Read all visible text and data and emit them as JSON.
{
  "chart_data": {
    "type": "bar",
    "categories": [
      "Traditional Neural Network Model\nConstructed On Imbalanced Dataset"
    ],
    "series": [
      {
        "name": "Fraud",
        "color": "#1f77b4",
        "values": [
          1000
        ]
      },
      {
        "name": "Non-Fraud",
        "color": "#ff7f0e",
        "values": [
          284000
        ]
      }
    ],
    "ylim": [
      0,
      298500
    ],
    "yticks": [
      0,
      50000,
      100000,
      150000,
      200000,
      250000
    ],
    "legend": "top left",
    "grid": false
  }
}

** DIRECTIONS **
Set down the entries above again, word for word.

** OUTPUT **
Read all visible text and data and emit them as JSON.
{
  "chart_data": {
    "type": "bar",
    "categories": [
      "Traditional Neural Network Model\nConstructed On Imbalanced Dataset"
    ],
    "series": [
      {
        "name": "Fraud",
        "color": "#1f77b4",
        "values": [
          1000
        ]
      },
      {
        "name": "Non-Fraud",
        "color": "#ff7f0e",
        "values": [
          284000
        ]
      }
    ],
    "ylim": [
      0,
      298500
    ],
    "yticks": [
      0,
      50000,
      100000,
      150000,
      200000,
      250000
    ],
    "legend": "top left",
    "grid": false
  }
}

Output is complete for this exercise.